START Working data
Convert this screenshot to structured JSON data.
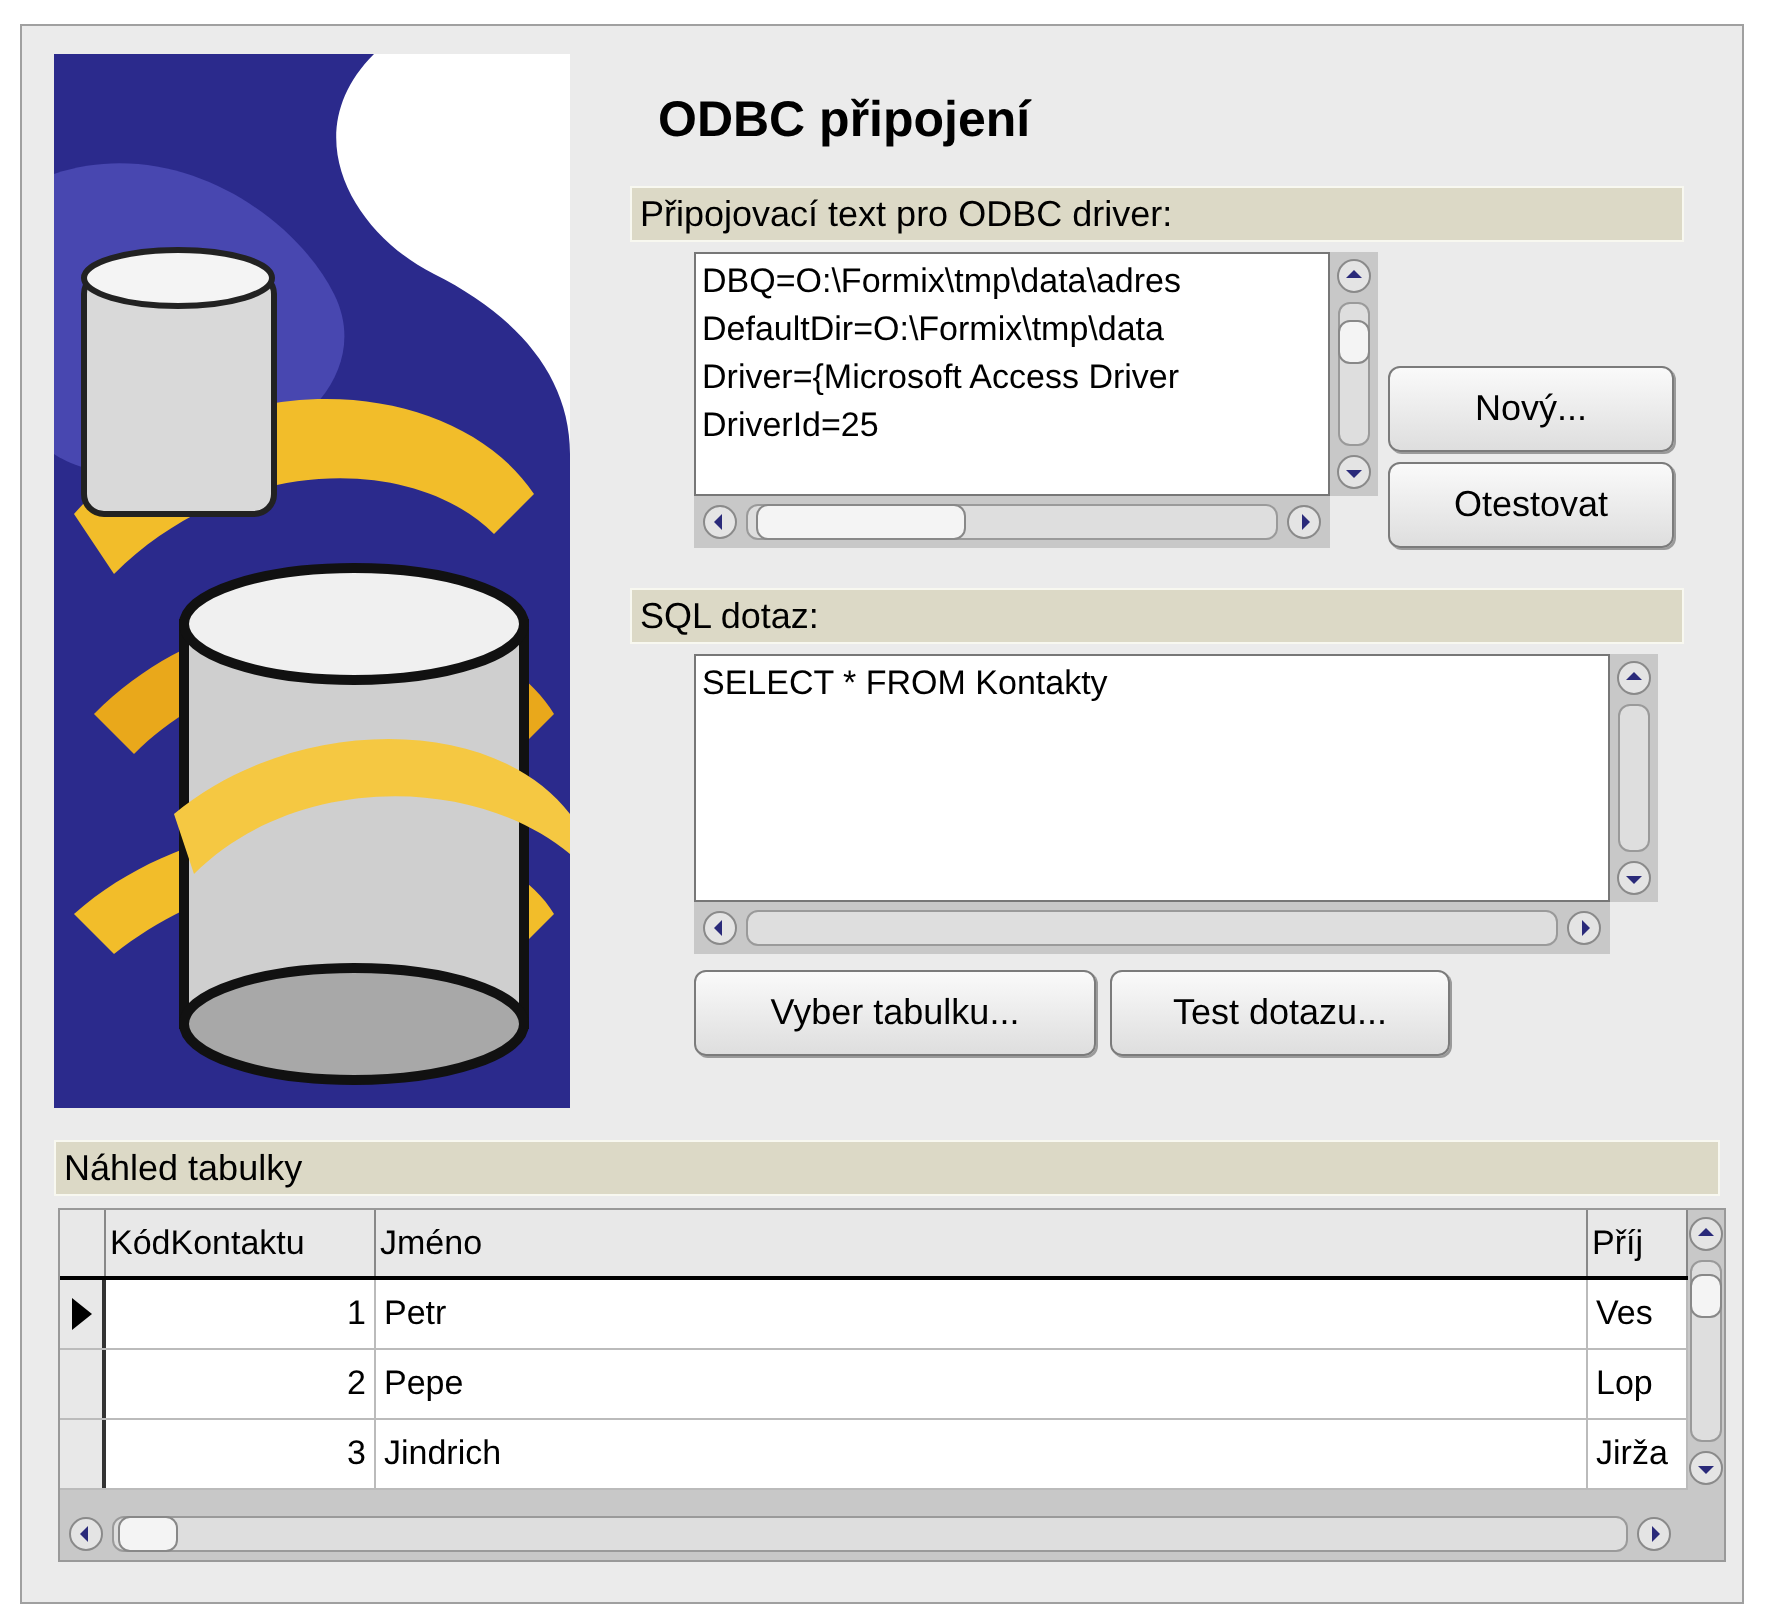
{
  "title": "ODBC připojení",
  "connection": {
    "label": "Připojovací text pro ODBC driver:",
    "lines": [
      "DBQ=O:\\Formix\\tmp\\data\\adres",
      "DefaultDir=O:\\Formix\\tmp\\data",
      "Driver={Microsoft Access Driver",
      "DriverId=25"
    ]
  },
  "connection_buttons": [
    "Nový...",
    "Otestovat"
  ],
  "sql": {
    "label": "SQL dotaz:",
    "lines": [
      "SELECT * FROM Kontakty"
    ]
  },
  "sql_buttons": [
    "Vyber tabulku...",
    "Test dotazu..."
  ],
  "preview": {
    "label": "Náhled tabulky",
    "columns": [
      "KódKontaktu",
      "Jméno",
      "Příj"
    ],
    "rows": [
      {
        "selected": true,
        "cells": [
          "1",
          "Petr",
          "Ves"
        ]
      },
      {
        "selected": false,
        "cells": [
          "2",
          "Pepe",
          "Lop"
        ]
      },
      {
        "selected": false,
        "cells": [
          "3",
          "Jindrich",
          "Jirža"
        ]
      }
    ]
  }
}
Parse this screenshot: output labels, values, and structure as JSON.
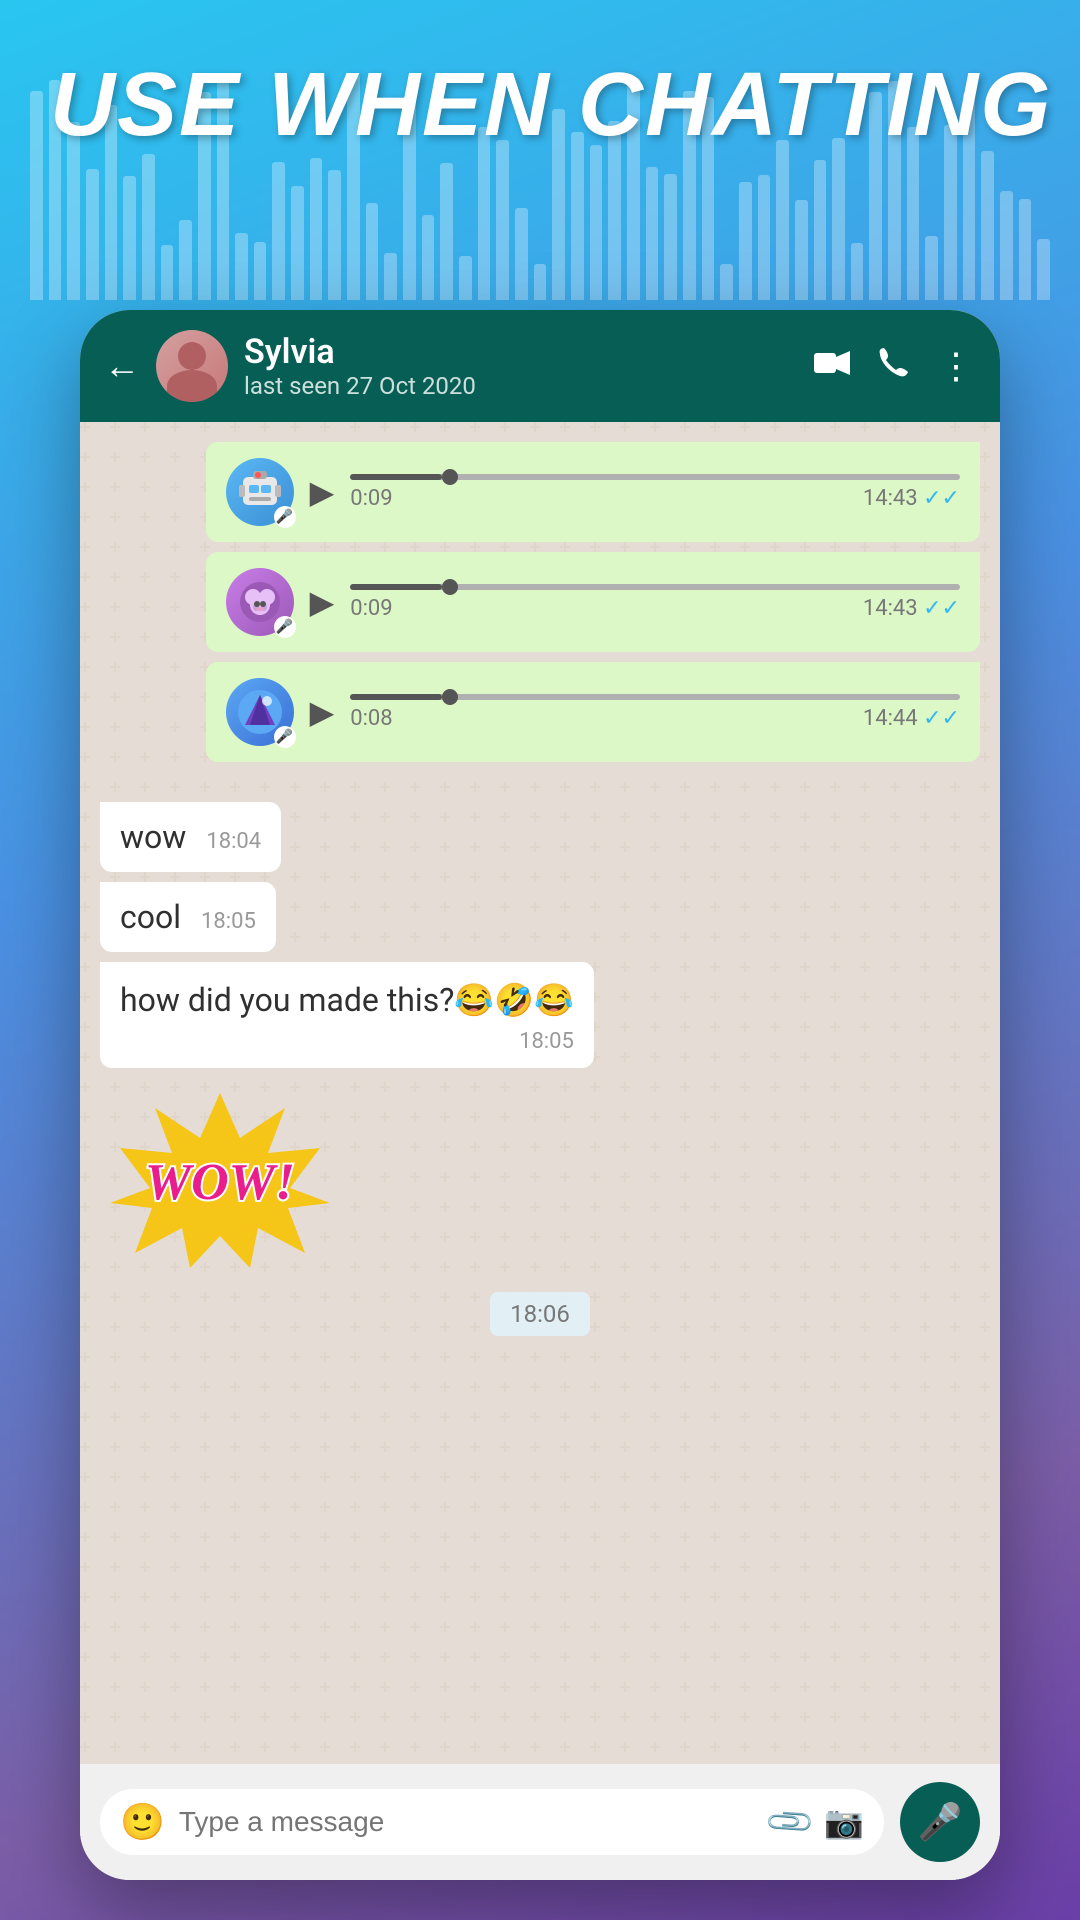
{
  "header": {
    "title": "USE WHEN CHATTING"
  },
  "chat": {
    "contact": {
      "name": "Sylvia",
      "status": "last seen 27 Oct 2020"
    },
    "voice_messages": [
      {
        "id": "vm1",
        "avatar_type": "robot",
        "avatar_emoji": "🤖",
        "duration": "0:09",
        "time": "14:43",
        "progress": 15
      },
      {
        "id": "vm2",
        "avatar_type": "sheep",
        "avatar_emoji": "🐑",
        "duration": "0:09",
        "time": "14:43",
        "progress": 15
      },
      {
        "id": "vm3",
        "avatar_type": "mountain",
        "avatar_emoji": "⛺",
        "duration": "0:08",
        "time": "14:44",
        "progress": 15
      }
    ],
    "messages": [
      {
        "id": "msg1",
        "type": "received_short",
        "text": "wow",
        "time": "18:04"
      },
      {
        "id": "msg2",
        "type": "received_short",
        "text": "cool",
        "time": "18:05"
      },
      {
        "id": "msg3",
        "type": "received_long",
        "text": "how did you made this?😂🤣😂",
        "time": "18:05"
      },
      {
        "id": "msg4",
        "type": "sticker",
        "time": "18:06"
      }
    ],
    "input": {
      "placeholder": "Type a message"
    },
    "time_divider": "18:06"
  }
}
END Working data
Reproduce all the entries that precede this task, word for word, minus any pictures.

Convert this screenshot to structured JSON data.
{
  "title": "ODBC připojení",
  "connection": {
    "label": "Připojovací text pro ODBC driver:",
    "lines": [
      "DBQ=O:\\Formix\\tmp\\data\\adres",
      "DefaultDir=O:\\Formix\\tmp\\data",
      "Driver={Microsoft Access Driver",
      "DriverId=25"
    ]
  },
  "connection_buttons": [
    "Nový...",
    "Otestovat"
  ],
  "sql": {
    "label": "SQL dotaz:",
    "lines": [
      "SELECT * FROM Kontakty"
    ]
  },
  "sql_buttons": [
    "Vyber tabulku...",
    "Test dotazu..."
  ],
  "preview": {
    "label": "Náhled tabulky",
    "columns": [
      "KódKontaktu",
      "Jméno",
      "Příj"
    ],
    "rows": [
      {
        "selected": true,
        "cells": [
          "1",
          "Petr",
          "Ves"
        ]
      },
      {
        "selected": false,
        "cells": [
          "2",
          "Pepe",
          "Lop"
        ]
      },
      {
        "selected": false,
        "cells": [
          "3",
          "Jindrich",
          "Jirža"
        ]
      }
    ]
  }
}
Parse this screenshot: output labels, values, and structure as JSON.
{
  "header": {
    "title": "USE WHEN CHATTING"
  },
  "chat": {
    "contact": {
      "name": "Sylvia",
      "status": "last seen 27 Oct 2020"
    },
    "voice_messages": [
      {
        "id": "vm1",
        "avatar_type": "robot",
        "avatar_emoji": "🤖",
        "duration": "0:09",
        "time": "14:43",
        "progress": 15
      },
      {
        "id": "vm2",
        "avatar_type": "sheep",
        "avatar_emoji": "🐑",
        "duration": "0:09",
        "time": "14:43",
        "progress": 15
      },
      {
        "id": "vm3",
        "avatar_type": "mountain",
        "avatar_emoji": "⛺",
        "duration": "0:08",
        "time": "14:44",
        "progress": 15
      }
    ],
    "messages": [
      {
        "id": "msg1",
        "type": "received_short",
        "text": "wow",
        "time": "18:04"
      },
      {
        "id": "msg2",
        "type": "received_short",
        "text": "cool",
        "time": "18:05"
      },
      {
        "id": "msg3",
        "type": "received_long",
        "text": "how did you made this?😂🤣😂",
        "time": "18:05"
      },
      {
        "id": "msg4",
        "type": "sticker",
        "time": "18:06"
      }
    ],
    "input": {
      "placeholder": "Type a message"
    },
    "time_divider": "18:06"
  }
}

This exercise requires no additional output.